* [What needs to be done]: Gather up all lines that carry the word "spodnje".

* [Dataset extract]:
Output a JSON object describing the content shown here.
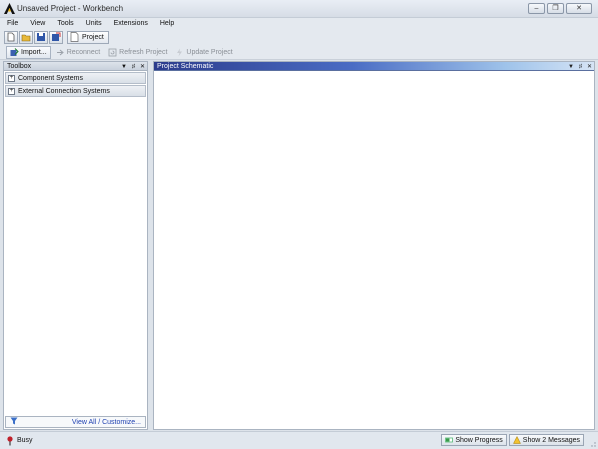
{
  "window": {
    "title": "Unsaved Project - Workbench"
  },
  "menu": {
    "items": [
      "File",
      "View",
      "Tools",
      "Units",
      "Extensions",
      "Help"
    ]
  },
  "toolbar": {
    "project_tab": "Project"
  },
  "actions": {
    "import": "Import...",
    "reconnect": "Reconnect",
    "refresh": "Refresh Project",
    "update": "Update Project"
  },
  "toolbox": {
    "title": "Toolbox",
    "groups": [
      "Component Systems",
      "External Connection Systems"
    ],
    "footer_link": "View All / Customize..."
  },
  "schematic": {
    "title": "Project Schematic"
  },
  "status": {
    "text": "Busy",
    "show_progress": "Show Progress",
    "show_messages": "Show 2 Messages"
  },
  "colors": {
    "schematic_header_start": "#2c3c8c",
    "schematic_header_end": "#d6e4f5",
    "busy_indicator": "#c0202a",
    "link": "#1d3fb0"
  }
}
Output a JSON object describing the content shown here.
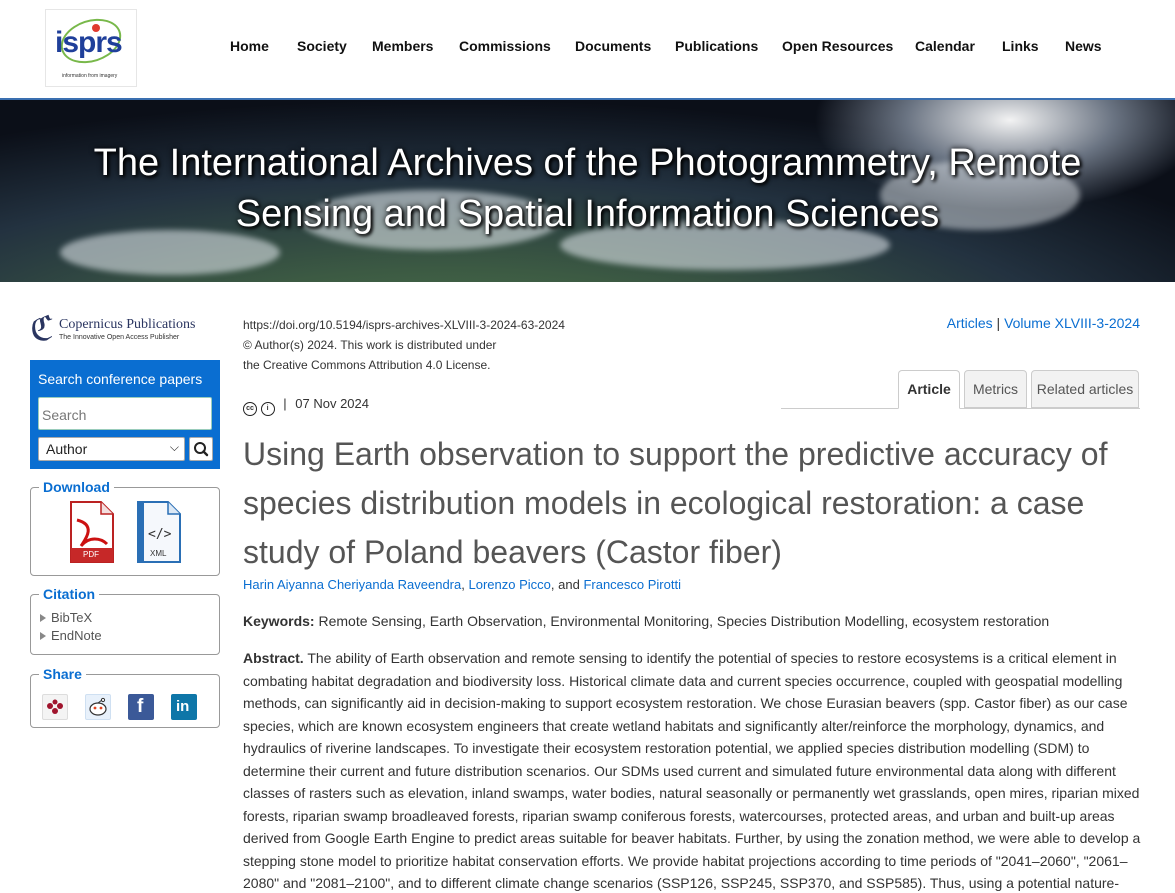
{
  "nav": {
    "logo_text": "isprs",
    "logo_tagline": "information from imagery",
    "items": [
      "Home",
      "Society",
      "Members",
      "Commissions",
      "Documents",
      "Publications",
      "Open Resources",
      "Calendar",
      "Links",
      "News"
    ]
  },
  "banner": {
    "line1": "The International Archives of the Photogrammetry, Remote",
    "line2": "Sensing and Spatial Information Sciences"
  },
  "sidebar": {
    "publisher_name": "Copernicus Publications",
    "publisher_tagline": "The Innovative Open Access Publisher",
    "search": {
      "title": "Search conference papers",
      "placeholder": "Search",
      "field_value": "Author"
    },
    "download": {
      "legend": "Download",
      "pdf_label": "PDF",
      "xml_label": "XML"
    },
    "citation": {
      "legend": "Citation",
      "items": [
        "BibTeX",
        "EndNote"
      ]
    },
    "share": {
      "legend": "Share",
      "icons": [
        "mendeley-icon",
        "reddit-icon",
        "facebook-icon",
        "linkedin-icon"
      ]
    }
  },
  "article": {
    "doi": "https://doi.org/10.5194/isprs-archives-XLVIII-3-2024-63-2024",
    "copyright": "© Author(s) 2024. This work is distributed under",
    "license": "the Creative Commons Attribution 4.0 License.",
    "breadcrumb_articles": "Articles",
    "breadcrumb_sep": " | ",
    "breadcrumb_volume": "Volume XLVIII-3-2024",
    "tabs": [
      "Article",
      "Metrics",
      "Related articles"
    ],
    "cc_icon_1": "cc",
    "cc_icon_2": "i",
    "date": "07 Nov 2024",
    "date_sep": "|",
    "title": "Using Earth observation to support the predictive accuracy of species distribution models in ecological restoration: a case study of Poland beavers (Castor fiber)",
    "authors": [
      "Harin Aiyanna Cheriyanda Raveendra",
      "Lorenzo Picco",
      "Francesco Pirotti"
    ],
    "author_sep": ",",
    "author_and": ", and",
    "keywords_label": "Keywords:",
    "keywords": "Remote Sensing, Earth Observation, Environmental Monitoring, Species Distribution Modelling, ecosystem restoration",
    "abstract_label": "Abstract.",
    "abstract": "The ability of Earth observation and remote sensing to identify the potential of species to restore ecosystems is a critical element in combating habitat degradation and biodiversity loss. Historical climate data and current species occurrence, coupled with geospatial modelling methods, can significantly aid in decision-making to support ecosystem restoration. We chose Eurasian beavers (spp. Castor fiber) as our case species, which are known ecosystem engineers that create wetland habitats and significantly alter/reinforce the morphology, dynamics, and hydraulics of riverine landscapes. To investigate their ecosystem restoration potential, we applied species distribution modelling (SDM) to determine their current and future distribution scenarios. Our SDMs used current and simulated future environmental data along with different classes of rasters such as elevation, inland swamps, water bodies, natural seasonally or permanently wet grasslands, open mires, riparian mixed forests, riparian swamp broadleaved forests, riparian swamp coniferous forests, watercourses, protected areas, and urban and built-up areas derived from Google Earth Engine to predict areas suitable for beaver habitats. Further, by using the zonation method, we were able to develop a stepping stone model to prioritize habitat conservation efforts. We provide habitat projections according to time periods of \"2041–2060\", \"2061–2080\" and \"2081–2100\", and to different climate change scenarios (SSP126, SSP245, SSP370, and SSP585). Thus, using a potential nature-"
  },
  "colors": {
    "accent": "#0a6ed1",
    "nav_border": "#3a6fb0"
  }
}
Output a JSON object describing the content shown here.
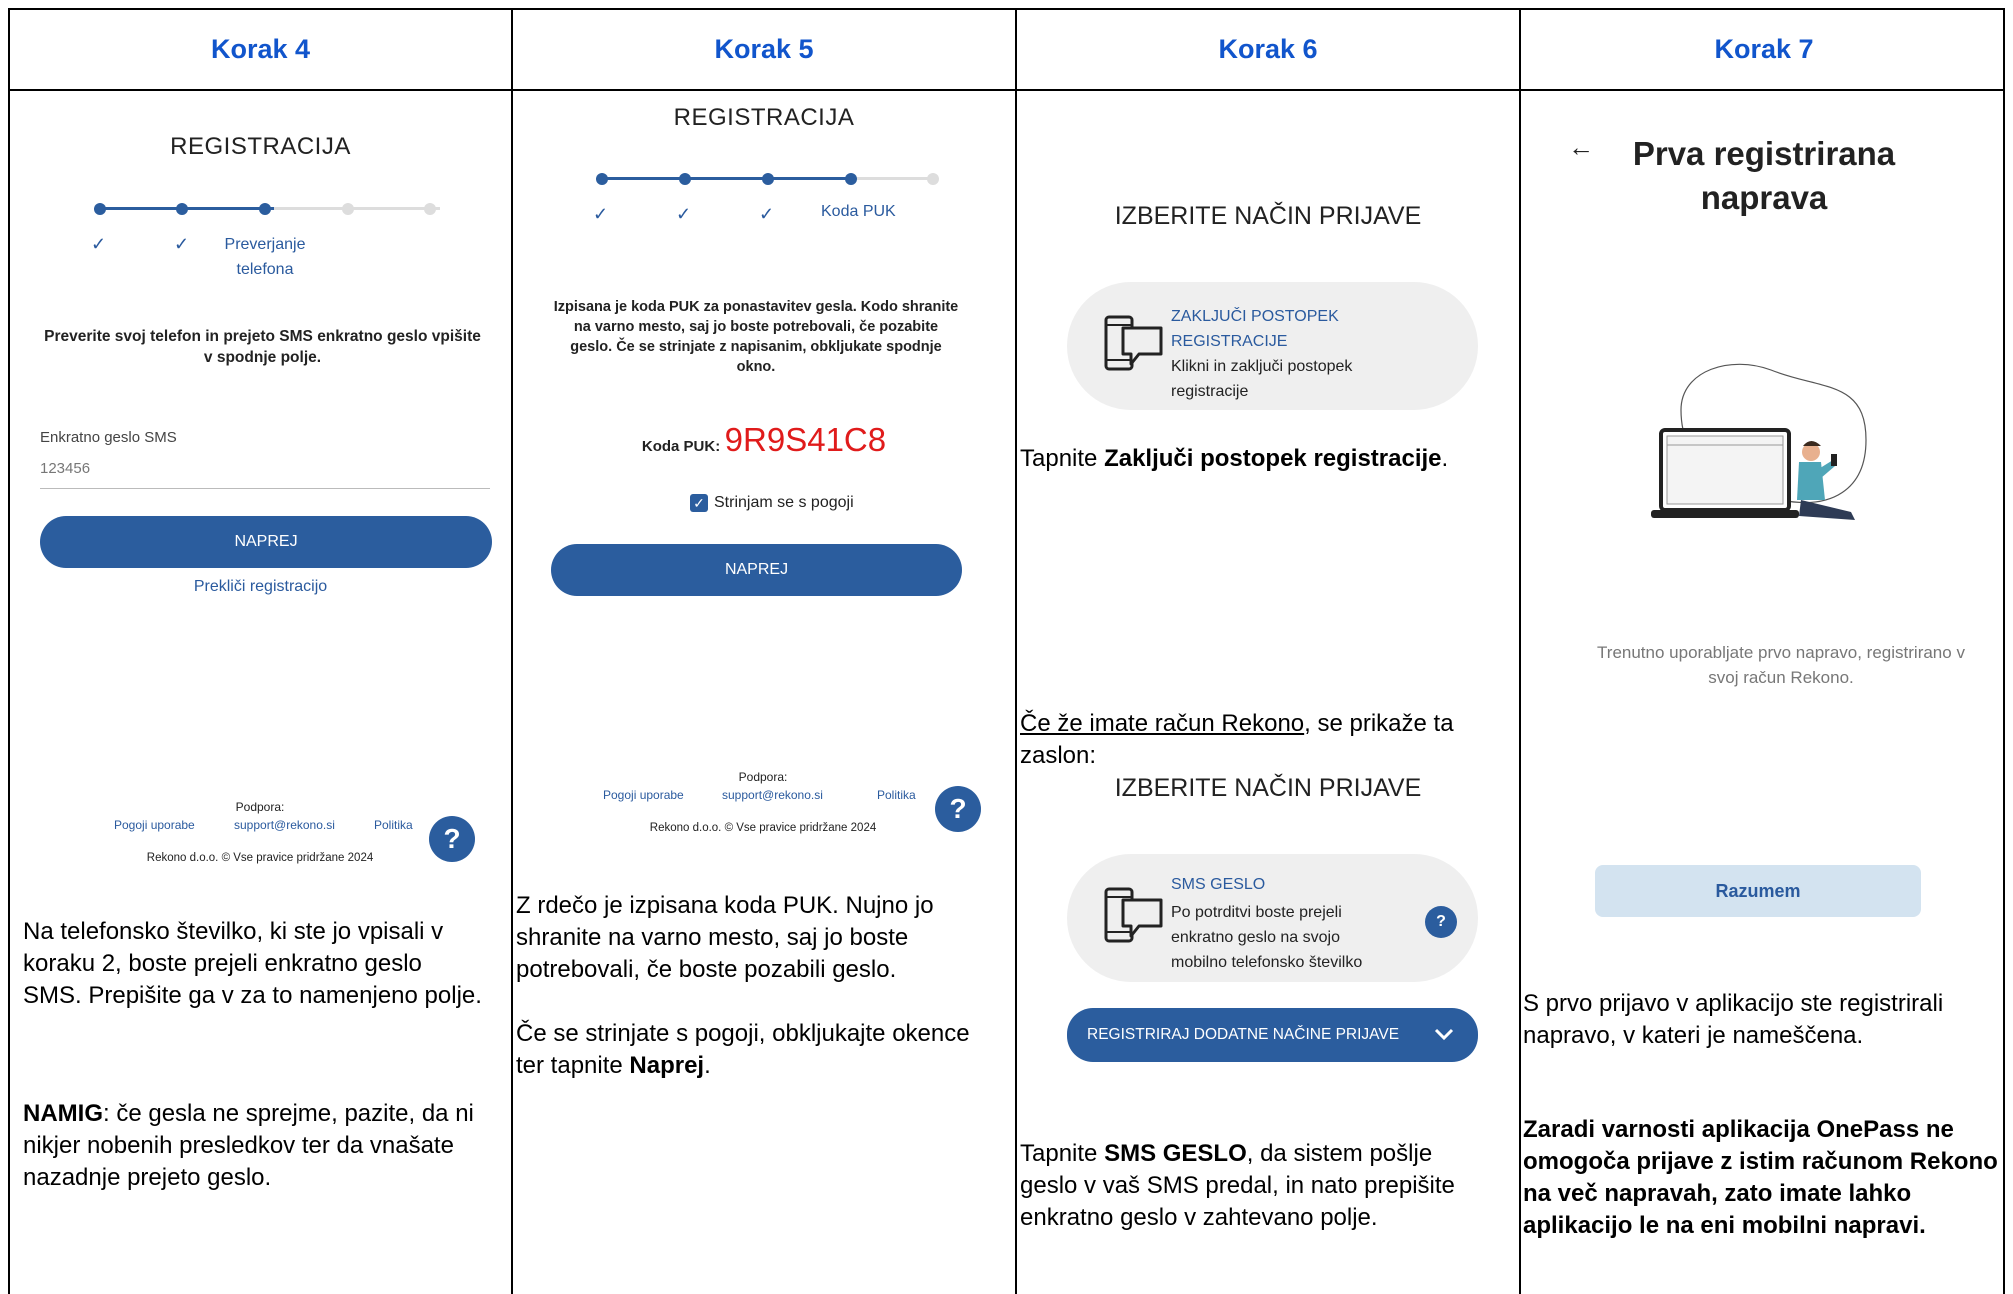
{
  "columns": [
    {
      "header": "Korak 4"
    },
    {
      "header": "Korak 5"
    },
    {
      "header": "Korak 6"
    },
    {
      "header": "Korak 7"
    }
  ],
  "k4": {
    "title": "REGISTRACIJA",
    "step_label": "Preverjanje\ntelefona",
    "instruction": "Preverite svoj telefon in prejeto SMS enkratno geslo vpišite v spodnje polje.",
    "field_label": "Enkratno geslo SMS",
    "field_value": "123456",
    "next_button": "NAPREJ",
    "cancel_link": "Prekliči registracijo",
    "support_label": "Podpora:",
    "terms_link": "Pogoji uporabe",
    "support_email": "support@rekono.si",
    "policy_link": "Politika",
    "copyright": "Rekono d.o.o. © Vse pravice pridržane 2024",
    "help": "?",
    "desc": "Na telefonsko številko, ki ste jo vpisali v koraku 2, boste prejeli enkratno geslo SMS. Prepišite ga v za to namenjeno polje.",
    "tip_bold": "NAMIG",
    "tip_rest": ": če gesla ne sprejme, pazite, da ni nikjer nobenih presledkov ter da vnašate nazadnje prejeto geslo."
  },
  "k5": {
    "title": "REGISTRACIJA",
    "step_label": "Koda PUK",
    "instruction": "Izpisana je koda PUK za ponastavitev gesla. Kodo shranite na varno mesto, saj jo boste potrebovali, če pozabite geslo. Če se strinjate z napisanim, obkljukate spodnje okno.",
    "puk_label": "Koda PUK:",
    "puk_value": "9R9S41C8",
    "agree_label": "Strinjam se s pogoji",
    "next_button": "NAPREJ",
    "support_label": "Podpora:",
    "terms_link": "Pogoji uporabe",
    "support_email": "support@rekono.si",
    "policy_link": "Politika",
    "copyright": "Rekono d.o.o. © Vse pravice pridržane 2024",
    "help": "?",
    "desc1": "Z rdečo je izpisana koda PUK. Nujno jo shranite na varno mesto, saj jo boste potrebovali, če boste pozabili geslo.",
    "desc2_pre": "Če se strinjate s pogoji, obkljukajte okence ter tapnite ",
    "desc2_bold": "Naprej",
    "desc2_post": "."
  },
  "k6": {
    "title1": "IZBERITE NAČIN PRIJAVE",
    "opt1_title": "ZAKLJUČI POSTOPEK REGISTRACIJE",
    "opt1_desc": "Klikni in zaključi postopek registracije",
    "text1_pre": "Tapnite ",
    "text1_bold": "Zaključi postopek registracije",
    "text1_post": ".",
    "text2_link": "Če že imate račun Rekono",
    "text2_rest": ", se prikaže ta zaslon:",
    "title2": "IZBERITE NAČIN PRIJAVE",
    "opt2_title": "SMS GESLO",
    "opt2_desc": "Po potrditvi boste prejeli enkratno geslo na svojo mobilno telefonsko številko",
    "help": "?",
    "more_button": "REGISTRIRAJ DODATNE NAČINE PRIJAVE",
    "text3_pre": "Tapnite ",
    "text3_bold": "SMS GESLO",
    "text3_post": ", da sistem pošlje geslo v vaš SMS predal, in nato prepišite enkratno geslo v zahtevano polje."
  },
  "k7": {
    "back": "←",
    "title": "Prva registrirana naprava",
    "info": "Trenutno uporabljate prvo napravo, registrirano v svoj račun Rekono.",
    "ok_button": "Razumem",
    "desc1": "S prvo prijavo v aplikacijo ste registrirali napravo, v kateri je nameščena.",
    "desc2": "Zaradi varnosti aplikacija OnePass ne omogoča prijave z istim računom Rekono na več napravah, zato imate lahko aplikacijo le na eni mobilni napravi."
  },
  "colors": {
    "header_blue": "#1155cc",
    "button_blue": "#2b5d9e",
    "puk_red": "#e01b1b",
    "ok_button_bg": "#d3e3f0"
  }
}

* [Solution for this problem]:
    "instruction": "Preverite svoj telefon in prejeto SMS enkratno geslo vpišite v spodnje polje.",
    "instruction": "Izpisana je koda PUK za ponastavitev gesla. Kodo shranite na varno mesto, saj jo boste potrebovali, če pozabite geslo. Če se strinjate z napisanim, obkljukate spodnje okno.",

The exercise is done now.